## GOAL OF THE EXERCISE
Exactly as they appear, output all of the records. Skip any images.

## LISTED RECORDS
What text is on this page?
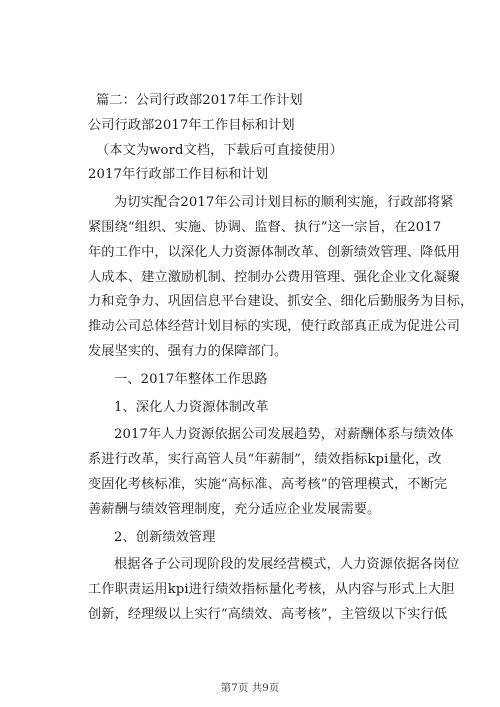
篇二：公司行政部2017年工作计划
公司行政部2017年工作目标和计划
（本文为word文档，下载后可直接使用）
2017年行政部工作目标和计划
为切实配合2017年公司计划目标的顺利实施，行政部将紧
紧围绕“组织、实施、协调、监督、执行”这一宗旨，在2017
年的工作中，以深化人力资源体制改革、创新绩效管理、降低用
人成本、建立激励机制、控制办公费用管理、强化企业文化凝聚
力和竞争力、巩固信息平台建设、抓安全、细化后勤服务为目标，
推动公司总体经营计划目标的实现，使行政部真正成为促进公司
发展坚实的、强有力的保障部门。
一、2017年整体工作思路
1、深化人力资源体制改革
2017年人力资源依据公司发展趋势，对薪酬体系与绩效体
系进行改革，实行高管人员“年薪制”，绩效指标kpi量化，改
变固化考核标准，实施“高标准、高考核”的管理模式，不断完
善薪酬与绩效管理制度，充分适应企业发展需要。
2、创新绩效管理
根据各子公司现阶段的发展经营模式，人力资源依据各岗位
工作职责运用kpi进行绩效指标量化考核，从内容与形式上大胆
创新，经理级以上实行“高绩效、高考核”，主管级以下实行低
第7页 共9页
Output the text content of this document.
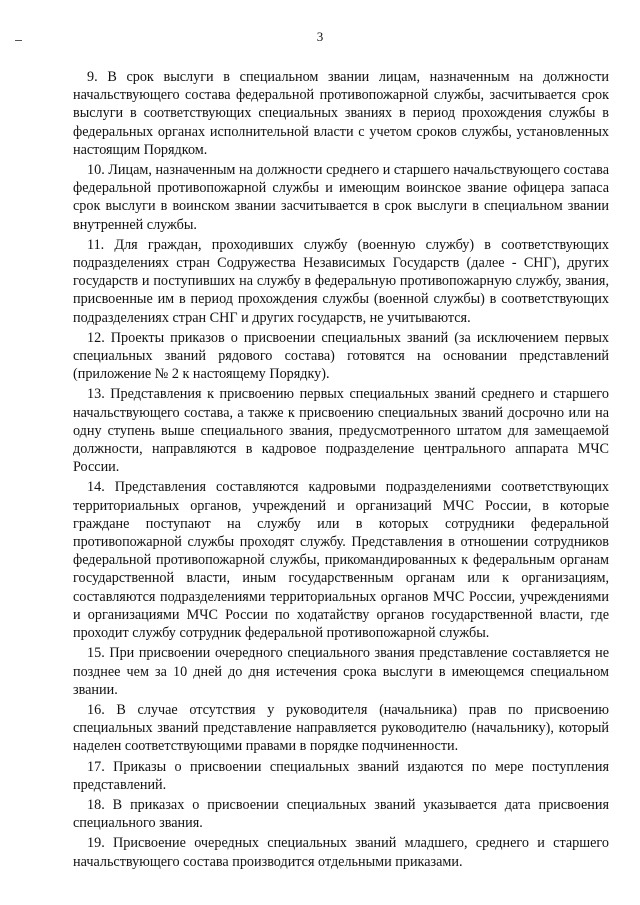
3

9. В срок выслуги в специальном звании лицам, назначенным на должности начальствующего состава федеральной противопожарной службы, засчитывается срок выслуги в соответствующих специальных званиях в период прохождения службы в федеральных органах исполнительной власти с учетом сроков службы, установленных настоящим Порядком.

10. Лицам, назначенным на должности среднего и старшего начальствующего состава федеральной противопожарной службы и имеющим воинское звание офицера запаса срок выслуги в воинском звании засчитывается в срок выслуги в специальном звании внутренней службы.

11. Для граждан, проходивших службу (военную службу) в соответствующих подразделениях стран Содружества Независимых Государств (далее - СНГ), других государств и поступивших на службу в федеральную противопожарную службу, звания, присвоенные им в период прохождения службы (военной службы) в соответствующих подразделениях стран СНГ и других государств, не учитываются.

12. Проекты приказов о присвоении специальных званий (за исключением первых специальных званий рядового состава) готовятся на основании представлений (приложение № 2 к настоящему Порядку).

13. Представления к присвоению первых специальных званий среднего и старшего начальствующего состава, а также к присвоению специальных званий досрочно или на одну ступень выше специального звания, предусмотренного штатом для замещаемой должности, направляются в кадровое подразделение центрального аппарата МЧС России.

14. Представления составляются кадровыми подразделениями соответствующих территориальных органов, учреждений и организаций МЧС России, в которые граждане поступают на службу или в которых сотрудники федеральной противопожарной службы проходят службу. Представления в отношении сотрудников федеральной противопожарной службы, прикомандированных к федеральным органам государственной власти, иным государственным органам или к организациям, составляются подразделениями территориальных органов МЧС России, учреждениями и организациями МЧС России по ходатайству органов государственной власти, где проходит службу сотрудник федеральной противопожарной службы.

15. При присвоении очередного специального звания представление составляется не позднее чем за 10 дней до дня истечения срока выслуги в имеющемся специальном звании.

16. В случае отсутствия у руководителя (начальника) прав по присвоению специальных званий представление направляется руководителю (начальнику), который наделен соответствующими правами в порядке подчиненности.

17. Приказы о присвоении специальных званий издаются по мере поступления представлений.

18. В приказах о присвоении специальных званий указывается дата присвоения специального звания.

19. Присвоение очередных специальных званий младшего, среднего и старшего начальствующего состава производится отдельными приказами.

## EXERCISE SOLUTION
What text is on this page?
篇二：公司行政部2017年工作计划
公司行政部2017年工作目标和计划
（本文为word文档，下载后可直接使用）
2017年行政部工作目标和计划
为切实配合2017年公司计划目标的顺利实施，行政部将紧
紧围绕“组织、实施、协调、监督、执行”这一宗旨，在2017
年的工作中，以深化人力资源体制改革、创新绩效管理、降低用
人成本、建立激励机制、控制办公费用管理、强化企业文化凝聚
力和竞争力、巩固信息平台建设、抓安全、细化后勤服务为目标，
推动公司总体经营计划目标的实现，使行政部真正成为促进公司
发展坚实的、强有力的保障部门。
一、2017年整体工作思路
1、深化人力资源体制改革
2017年人力资源依据公司发展趋势，对薪酬体系与绩效体
系进行改革，实行高管人员“年薪制”，绩效指标kpi量化，改
变固化考核标准，实施“高标准、高考核”的管理模式，不断完
善薪酬与绩效管理制度，充分适应企业发展需要。
2、创新绩效管理
根据各子公司现阶段的发展经营模式，人力资源依据各岗位
工作职责运用kpi进行绩效指标量化考核，从内容与形式上大胆
创新，经理级以上实行“高绩效、高考核”，主管级以下实行低
第7页 共9页
Output the text content of this document.
3

9. В срок выслуги в специальном звании лицам, назначенным на должности начальствующего состава федеральной противопожарной службы, засчитывается срок выслуги в соответствующих специальных званиях в период прохождения службы в федеральных органах исполнительной власти с учетом сроков службы, установленных настоящим Порядком.

10. Лицам, назначенным на должности среднего и старшего начальствующего состава федеральной противопожарной службы и имеющим воинское звание офицера запаса срок выслуги в воинском звании засчитывается в срок выслуги в специальном звании внутренней службы.

11. Для граждан, проходивших службу (военную службу) в соответствующих подразделениях стран Содружества Независимых Государств (далее - СНГ), других государств и поступивших на службу в федеральную противопожарную службу, звания, присвоенные им в период прохождения службы (военной службы) в соответствующих подразделениях стран СНГ и других государств, не учитываются.

12. Проекты приказов о присвоении специальных званий (за исключением первых специальных званий рядового состава) готовятся на основании представлений (приложение № 2 к настоящему Порядку).

13. Представления к присвоению первых специальных званий среднего и старшего начальствующего состава, а также к присвоению специальных званий досрочно или на одну ступень выше специального звания, предусмотренного штатом для замещаемой должности, направляются в кадровое подразделение центрального аппарата МЧС России.

14. Представления составляются кадровыми подразделениями соответствующих территориальных органов, учреждений и организаций МЧС России, в которые граждане поступают на службу или в которых сотрудники федеральной противопожарной службы проходят службу. Представления в отношении сотрудников федеральной противопожарной службы, прикомандированных к федеральным органам государственной власти, иным государственным органам или к организациям, составляются подразделениями территориальных органов МЧС России, учреждениями и организациями МЧС России по ходатайству органов государственной власти, где проходит службу сотрудник федеральной противопожарной службы.

15. При присвоении очередного специального звания представление составляется не позднее чем за 10 дней до дня истечения срока выслуги в имеющемся специальном звании.

16. В случае отсутствия у руководителя (начальника) прав по присвоению специальных званий представление направляется руководителю (начальнику), который наделен соответствующими правами в порядке подчиненности.

17. Приказы о присвоении специальных званий издаются по мере поступления представлений.

18. В приказах о присвоении специальных званий указывается дата присвоения специального звания.

19. Присвоение очередных специальных званий младшего, среднего и старшего начальствующего состава производится отдельными приказами.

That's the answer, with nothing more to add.